Search the data for the string "Interior" and extract every line where it appears.

--------------------------------

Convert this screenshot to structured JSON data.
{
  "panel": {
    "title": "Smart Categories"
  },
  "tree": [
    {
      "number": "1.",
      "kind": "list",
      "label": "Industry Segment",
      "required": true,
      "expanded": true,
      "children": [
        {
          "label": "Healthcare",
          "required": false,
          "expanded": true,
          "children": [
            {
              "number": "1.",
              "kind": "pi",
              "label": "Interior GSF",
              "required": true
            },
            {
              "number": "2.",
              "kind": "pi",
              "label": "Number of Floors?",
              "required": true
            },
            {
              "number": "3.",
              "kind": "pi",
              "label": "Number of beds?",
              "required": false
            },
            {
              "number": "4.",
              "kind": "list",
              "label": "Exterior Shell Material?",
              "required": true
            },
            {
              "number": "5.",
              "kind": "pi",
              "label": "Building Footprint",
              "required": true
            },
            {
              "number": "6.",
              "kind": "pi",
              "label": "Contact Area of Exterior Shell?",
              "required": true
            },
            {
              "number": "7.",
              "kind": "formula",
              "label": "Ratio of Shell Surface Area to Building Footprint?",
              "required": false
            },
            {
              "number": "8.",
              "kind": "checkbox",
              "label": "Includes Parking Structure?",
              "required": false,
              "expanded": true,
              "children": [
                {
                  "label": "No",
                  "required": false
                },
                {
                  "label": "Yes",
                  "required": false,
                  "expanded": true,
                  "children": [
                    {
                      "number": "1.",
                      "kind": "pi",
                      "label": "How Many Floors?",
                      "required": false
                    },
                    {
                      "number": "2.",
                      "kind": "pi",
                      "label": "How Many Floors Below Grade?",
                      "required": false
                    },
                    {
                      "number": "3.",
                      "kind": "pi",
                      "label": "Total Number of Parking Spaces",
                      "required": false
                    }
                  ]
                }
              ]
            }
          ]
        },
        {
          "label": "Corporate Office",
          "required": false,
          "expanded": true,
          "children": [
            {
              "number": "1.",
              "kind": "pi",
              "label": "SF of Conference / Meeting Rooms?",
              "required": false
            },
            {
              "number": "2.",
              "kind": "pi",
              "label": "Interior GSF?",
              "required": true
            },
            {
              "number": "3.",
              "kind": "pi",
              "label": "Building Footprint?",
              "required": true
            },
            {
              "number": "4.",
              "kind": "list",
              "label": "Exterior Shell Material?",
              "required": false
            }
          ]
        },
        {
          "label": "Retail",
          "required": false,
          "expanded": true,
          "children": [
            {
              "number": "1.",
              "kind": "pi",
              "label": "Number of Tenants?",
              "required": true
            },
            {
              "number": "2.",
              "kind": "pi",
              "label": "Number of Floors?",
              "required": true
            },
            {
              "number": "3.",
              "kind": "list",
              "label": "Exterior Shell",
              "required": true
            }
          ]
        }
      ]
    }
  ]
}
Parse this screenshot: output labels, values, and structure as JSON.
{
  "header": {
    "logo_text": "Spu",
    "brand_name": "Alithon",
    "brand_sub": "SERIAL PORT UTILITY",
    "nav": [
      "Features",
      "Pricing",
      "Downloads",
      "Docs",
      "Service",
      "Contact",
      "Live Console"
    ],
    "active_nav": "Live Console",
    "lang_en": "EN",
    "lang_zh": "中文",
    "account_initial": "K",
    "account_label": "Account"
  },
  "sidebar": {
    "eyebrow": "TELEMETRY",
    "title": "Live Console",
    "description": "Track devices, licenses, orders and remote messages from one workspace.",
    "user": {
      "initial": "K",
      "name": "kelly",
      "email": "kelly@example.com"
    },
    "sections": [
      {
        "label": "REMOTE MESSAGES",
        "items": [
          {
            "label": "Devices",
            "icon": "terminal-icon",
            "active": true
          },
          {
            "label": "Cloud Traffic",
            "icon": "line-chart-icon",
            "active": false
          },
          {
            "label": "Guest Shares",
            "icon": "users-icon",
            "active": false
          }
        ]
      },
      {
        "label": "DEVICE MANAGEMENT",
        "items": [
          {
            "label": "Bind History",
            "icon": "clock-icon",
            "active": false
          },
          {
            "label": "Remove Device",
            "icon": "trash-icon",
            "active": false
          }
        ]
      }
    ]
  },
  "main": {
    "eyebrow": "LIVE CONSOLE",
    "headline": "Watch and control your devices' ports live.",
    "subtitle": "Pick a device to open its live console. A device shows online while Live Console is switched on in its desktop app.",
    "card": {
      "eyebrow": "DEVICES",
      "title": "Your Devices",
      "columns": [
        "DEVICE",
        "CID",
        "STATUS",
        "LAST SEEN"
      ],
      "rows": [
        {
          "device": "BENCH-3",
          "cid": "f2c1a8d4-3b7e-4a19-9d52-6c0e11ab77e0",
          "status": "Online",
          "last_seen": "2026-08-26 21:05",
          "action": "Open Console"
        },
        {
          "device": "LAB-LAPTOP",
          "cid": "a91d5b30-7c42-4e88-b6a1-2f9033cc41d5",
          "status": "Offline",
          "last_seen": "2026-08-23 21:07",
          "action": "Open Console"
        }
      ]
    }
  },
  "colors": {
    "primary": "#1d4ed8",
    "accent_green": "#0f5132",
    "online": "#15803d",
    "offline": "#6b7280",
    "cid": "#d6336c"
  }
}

--------------------------------

Exercise answer:
              "label": "Interior GSF",
              "label": "Interior GSF?",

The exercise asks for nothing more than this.